• Exercise aim
From the entries that follow, gather each line holding the word "solicitação".

• Source material
____________________

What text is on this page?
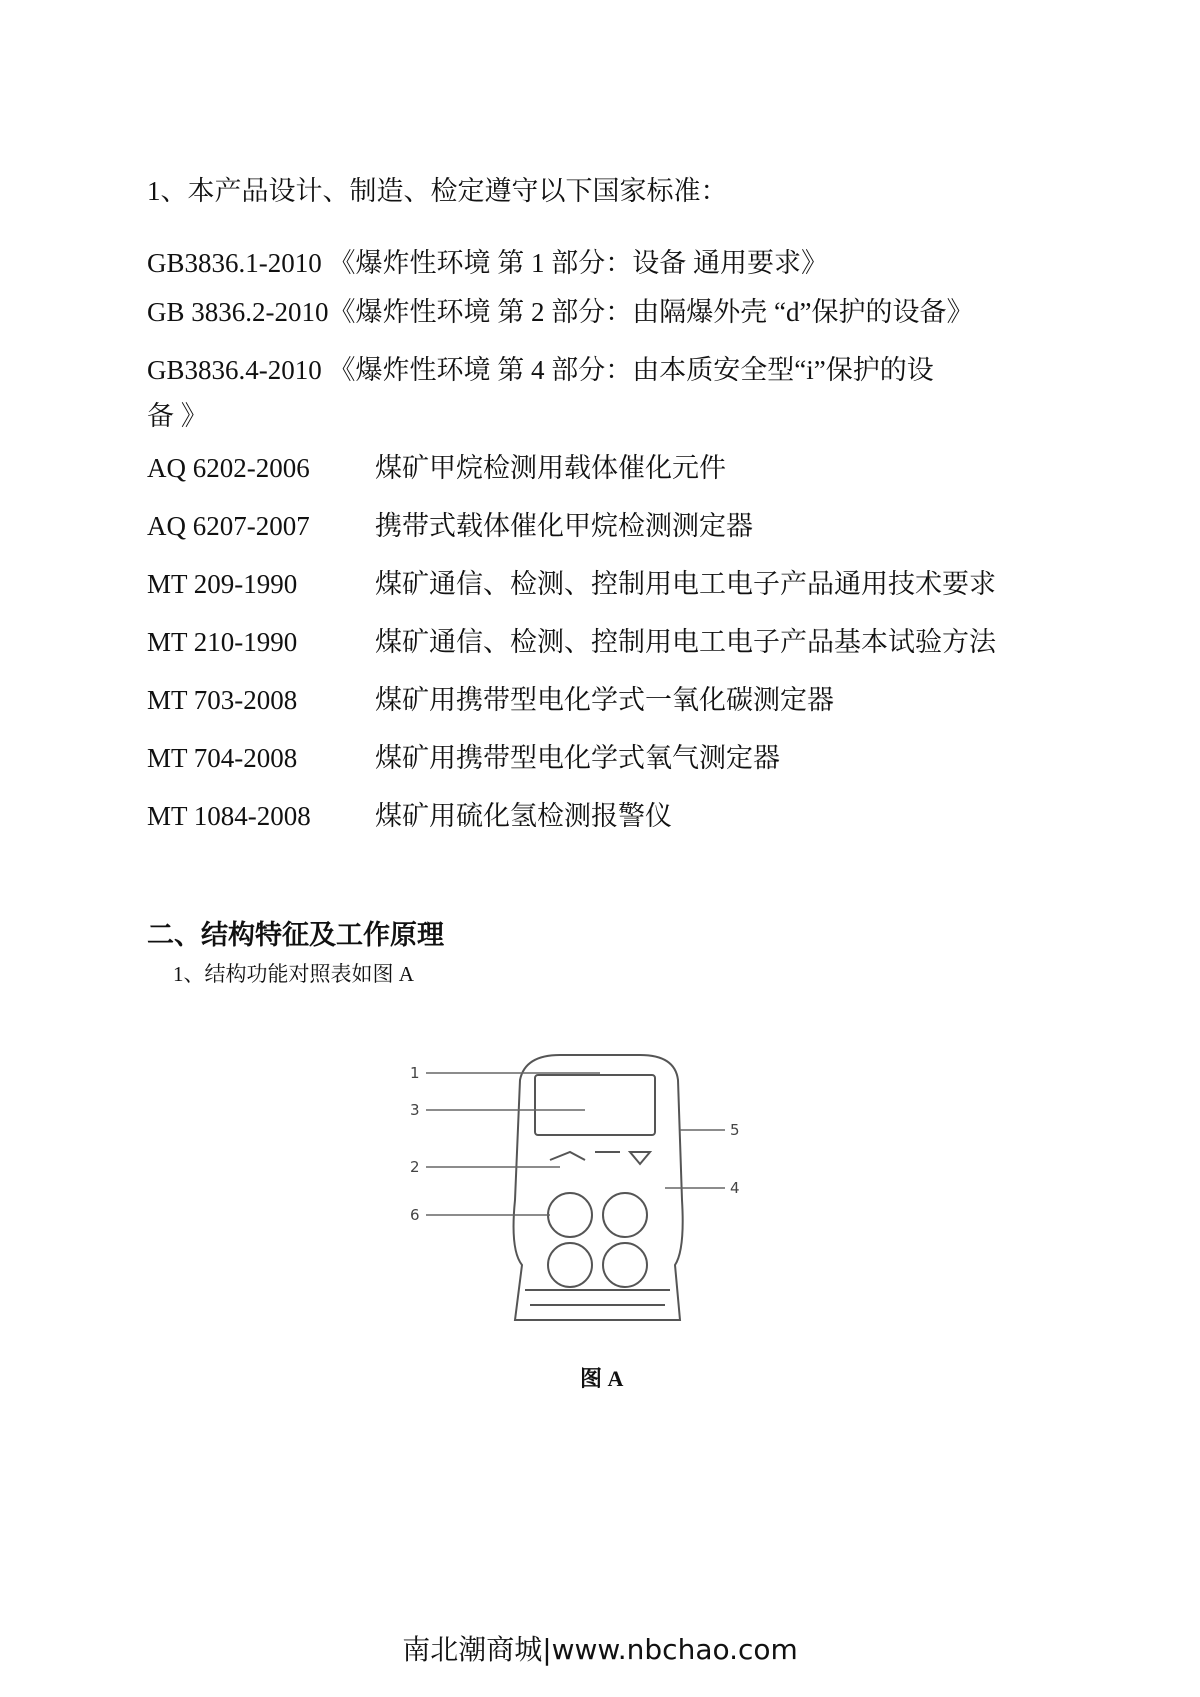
1、本产品设计、制造、检定遵守以下国家标准：
GB3836.1-2010 《爆炸性环境 第 1 部分：设备 通用要求》
GB 3836.2-2010《爆炸性环境 第 2 部分：由隔爆外壳 “d”保护的设备》
GB3836.4-2010 《爆炸性环境 第 4 部分：由本质安全型“i”保护的设
备 》
AQ 6202-2006 煤矿甲烷检测用载体催化元件
AQ 6207-2007 携带式载体催化甲烷检测测定器
MT 209-1990	煤矿通信、检测、控制用电工电子产品通用技术要求
MT 210-1990	煤矿通信、检测、控制用电工电子产品基本试验方法
MT 703-2008	煤矿用携带型电化学式一氧化碳测定器
MT 704-2008	煤矿用携带型电化学式氧气测定器
MT 1084-2008 煤矿用硫化氢检测报警仪
二、结构特征及工作原理
1、结构功能对照表如图 A
1
3
2
6
5
4
图 A
南北潮商城|www.nbchao.com
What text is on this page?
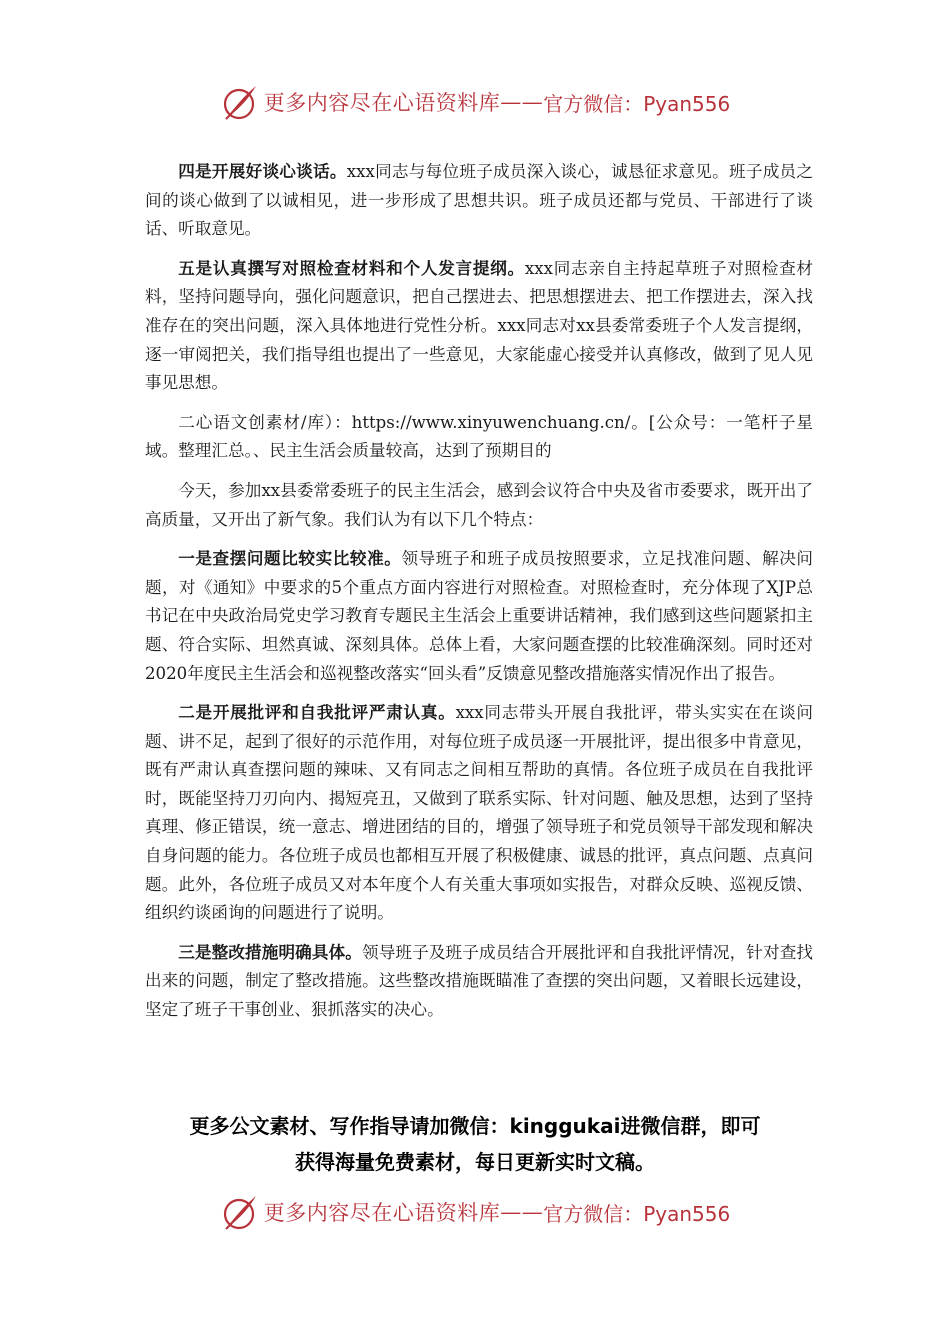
更多内容尽在心语资料库 —— 官方微信：Pyan556

四是开展好谈心谈话。xxx同志与每位班子成员深入谈心，诚恳征求意见。班子成员之间的谈心做到了以诚相见，进一步形成了思想共识。班子成员还都与党员、干部进行了谈话、听取意见。

五是认真撰写对照检查材料和个人发言提纲。xxx同志亲自主持起草班子对照检查材料，坚持问题导向，强化问题意识，把自己摆进去、把思想摆进去、把工作摆进去，深入找准存在的突出问题，深入具体地进行党性分析。xxx同志对xx县委常委班子个人发言提纲，逐一审阅把关，我们指导组也提出了一些意见，大家能虚心接受并认真修改，做到了见人见事见思想。

二心语文创素材/库）：https://www.xinyuwenchuang.cn/。[公众号：一笔杆子星域。整理汇总。、民主生活会质量较高，达到了预期目的

今天，参加xx县委常委班子的民主生活会，感到会议符合中央及省市委要求，既开出了高质量，又开出了新气象。我们认为有以下几个特点：

一是查摆问题比较实比较准。领导班子和班子成员按照要求，立足找准问题、解决问题，对《通知》中要求的5个重点方面内容进行对照检查。对照检查时，充分体现了XJP总书记在中央政治局党史学习教育专题民主生活会上重要讲话精神，我们感到这些问题紧扣主题、符合实际、坦然真诚、深刻具体。总体上看，大家问题查摆的比较准确深刻。同时还对2020年度民主生活会和巡视整改落实“回头看”反馈意见整改措施落实情况作出了报告。

二是开展批评和自我批评严肃认真。xxx同志带头开展自我批评，带头实实在在谈问题、讲不足，起到了很好的示范作用，对每位班子成员逐一开展批评，提出很多中肯意见，既有严肃认真查摆问题的辣味、又有同志之间相互帮助的真情。各位班子成员在自我批评时，既能坚持刀刃向内、揭短亮丑，又做到了联系实际、针对问题、触及思想，达到了坚持真理、修正错误，统一意志、增进团结的目的，增强了领导班子和党员领导干部发现和解决自身问题的能力。各位班子成员也都相互开展了积极健康、诚恳的批评，真点问题、点真问题。此外，各位班子成员又对本年度个人有关重大事项如实报告，对群众反映、巡视反馈、组织约谈函询的问题进行了说明。

三是整改措施明确具体。领导班子及班子成员结合开展批评和自我批评情况，针对查找出来的问题，制定了整改措施。这些整改措施既瞄准了查摆的突出问题，又着眼长远建设，坚定了班子干事创业、狠抓落实的决心。

更多公文素材、写作指导请加微信：kinggukai进微信群，即可
获得海量免费素材，每日更新实时文稿。
更多内容尽在心语资料库 —— 官方微信：Pyan556
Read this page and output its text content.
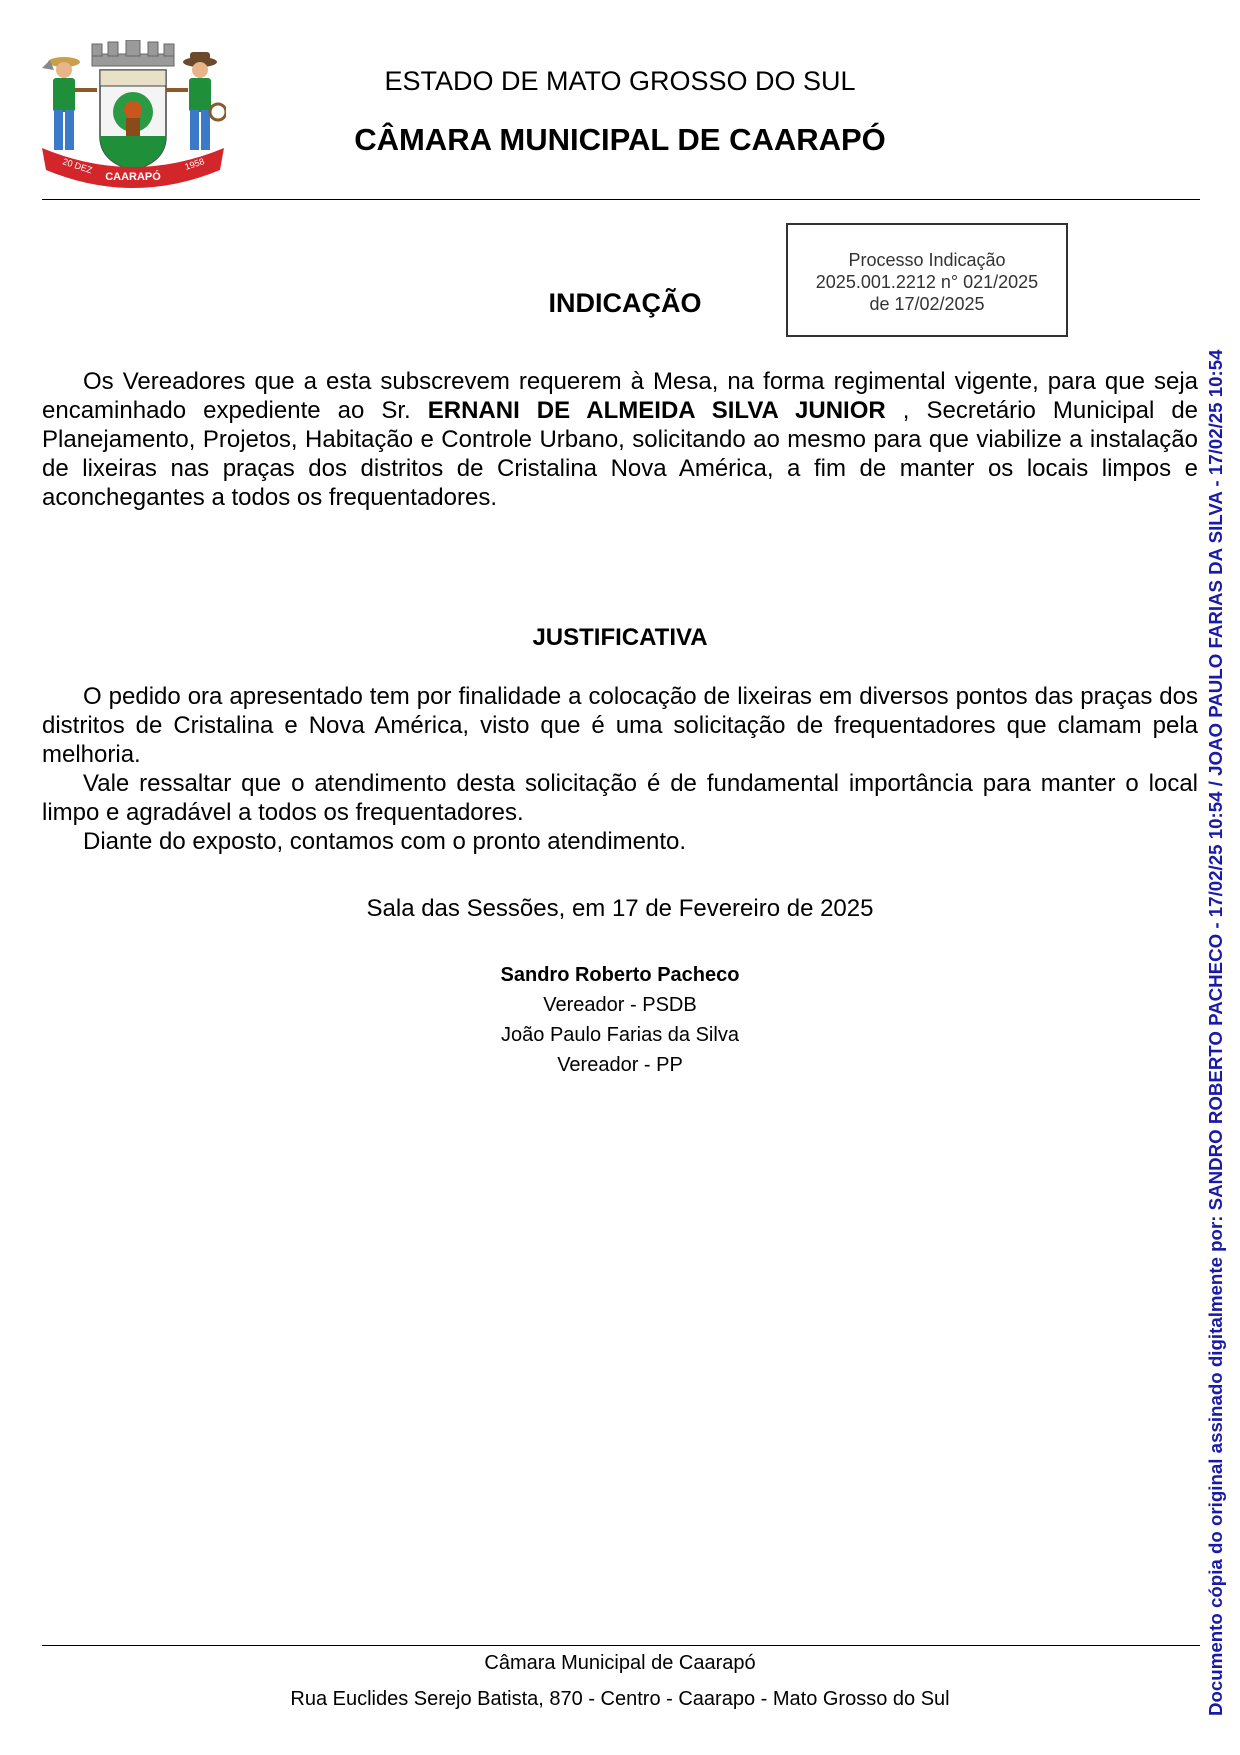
20 DEZ
CAARAPÓ
1958
ESTADO DE MATO GROSSO DO SUL
CÂMARA MUNICIPAL DE CAARAPÓ
Processo Indicação
2025.001.2212 n° 021/2025
de 17/02/2025
INDICAÇÃO
Os Vereadores que a esta subscrevem requerem à Mesa, na forma regimental vigente, para que seja encaminhado expediente ao Sr. ERNANI DE ALMEIDA SILVA JUNIOR , Secretário Municipal de Planejamento, Projetos, Habitação e Controle Urbano, solicitando ao mesmo para que viabilize a instalação de lixeiras nas praças dos distritos de Cristalina Nova América, a fim de manter os locais limpos e aconchegantes a todos os frequentadores.
JUSTIFICATIVA
O pedido ora apresentado tem por finalidade a colocação de lixeiras em diversos pontos das praças dos distritos de Cristalina e Nova América, visto que é uma solicitação de frequentadores que clamam pela melhoria.
Vale ressaltar que o atendimento desta solicitação é de fundamental importância para manter o local limpo e agradável a todos os frequentadores.
Diante do exposto, contamos com o pronto atendimento.
Sala das Sessões, em 17 de Fevereiro de 2025
Sandro Roberto Pacheco
Vereador - PSDB
João Paulo Farias da Silva
Vereador - PP
Câmara Municipal de Caarapó
Rua Euclides Serejo Batista, 870 - Centro - Caarapo - Mato Grosso do Sul	Documento cópia do original assinado digitalmente por: SANDRO ROBERTO PACHECO - 17/02/25 10:54 / JOAO PAULO FARIAS DA SILVA - 17/02/25 10:54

____________________

• Written response
O pedido ora apresentado tem por finalidade a colocação de lixeiras em diversos pontos das praças dos distritos de Cristalina e Nova América, visto que é uma solicitação de frequentadores que clamam pela melhoria.
Vale ressaltar que o atendimento desta solicitação é de fundamental importância para manter o local limpo e agradável a todos os frequentadores.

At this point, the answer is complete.